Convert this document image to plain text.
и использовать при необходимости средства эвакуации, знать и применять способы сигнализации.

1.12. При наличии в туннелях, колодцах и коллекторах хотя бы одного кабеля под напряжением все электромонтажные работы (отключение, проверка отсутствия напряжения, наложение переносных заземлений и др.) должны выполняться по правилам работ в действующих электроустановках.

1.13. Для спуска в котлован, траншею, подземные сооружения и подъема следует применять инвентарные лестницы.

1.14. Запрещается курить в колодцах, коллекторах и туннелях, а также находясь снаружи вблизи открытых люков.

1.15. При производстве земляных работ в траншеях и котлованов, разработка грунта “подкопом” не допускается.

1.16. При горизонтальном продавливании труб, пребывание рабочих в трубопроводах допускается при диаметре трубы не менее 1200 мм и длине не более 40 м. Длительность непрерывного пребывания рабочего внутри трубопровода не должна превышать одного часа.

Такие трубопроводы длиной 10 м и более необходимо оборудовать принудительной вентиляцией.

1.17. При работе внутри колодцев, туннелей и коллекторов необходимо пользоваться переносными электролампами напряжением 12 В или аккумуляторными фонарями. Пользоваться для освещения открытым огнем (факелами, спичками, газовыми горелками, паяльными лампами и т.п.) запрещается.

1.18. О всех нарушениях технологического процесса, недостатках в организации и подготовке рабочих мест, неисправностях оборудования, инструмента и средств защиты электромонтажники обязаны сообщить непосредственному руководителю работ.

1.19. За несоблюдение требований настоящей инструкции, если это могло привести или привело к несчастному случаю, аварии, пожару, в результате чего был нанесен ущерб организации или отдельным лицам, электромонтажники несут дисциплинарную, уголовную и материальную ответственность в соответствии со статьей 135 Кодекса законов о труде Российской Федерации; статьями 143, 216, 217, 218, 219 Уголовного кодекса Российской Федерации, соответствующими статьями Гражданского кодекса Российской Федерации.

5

### The exercise
Print the records above exactly as they appear.

### Correct answer
Convert this document image to plain text.
и использовать при необходимости средства эвакуации, знать и применять способы сигнализации.

1.12. При наличии в туннелях, колодцах и коллекторах хотя бы одного кабеля под напряжением все электромонтажные работы (отключение, проверка отсутствия напряжения, наложение переносных заземлений и др.) должны выполняться по правилам работ в действующих электроустановках.

1.13. Для спуска в котлован, траншею, подземные сооружения и подъема следует применять инвентарные лестницы.

1.14. Запрещается курить в колодцах, коллекторах и туннелях, а также находясь снаружи вблизи открытых люков.

1.15. При производстве земляных работ в траншеях и котлованов, разработка грунта “подкопом” не допускается.

1.16. При горизонтальном продавливании труб, пребывание рабочих в трубопроводах допускается при диаметре трубы не менее 1200 мм и длине не более 40 м. Длительность непрерывного пребывания рабочего внутри трубопровода не должна превышать одного часа.

Такие трубопроводы длиной 10 м и более необходимо оборудовать принудительной вентиляцией.

1.17. При работе внутри колодцев, туннелей и коллекторов необходимо пользоваться переносными электролампами напряжением 12 В или аккумуляторными фонарями. Пользоваться для освещения открытым огнем (факелами, спичками, газовыми горелками, паяльными лампами и т.п.) запрещается.

1.18. О всех нарушениях технологического процесса, недостатках в организации и подготовке рабочих мест, неисправностях оборудования, инструмента и средств защиты электромонтажники обязаны сообщить непосредственному руководителю работ.

1.19. За несоблюдение требований настоящей инструкции, если это могло привести или привело к несчастному случаю, аварии, пожару, в результате чего был нанесен ущерб организации или отдельным лицам, электромонтажники несут дисциплинарную, уголовную и материальную ответственность в соответствии со статьей 135 Кодекса законов о труде Российской Федерации; статьями 143, 216, 217, 218, 219 Уголовного кодекса Российской Федерации, соответствующими статьями Гражданского кодекса Российской Федерации.

5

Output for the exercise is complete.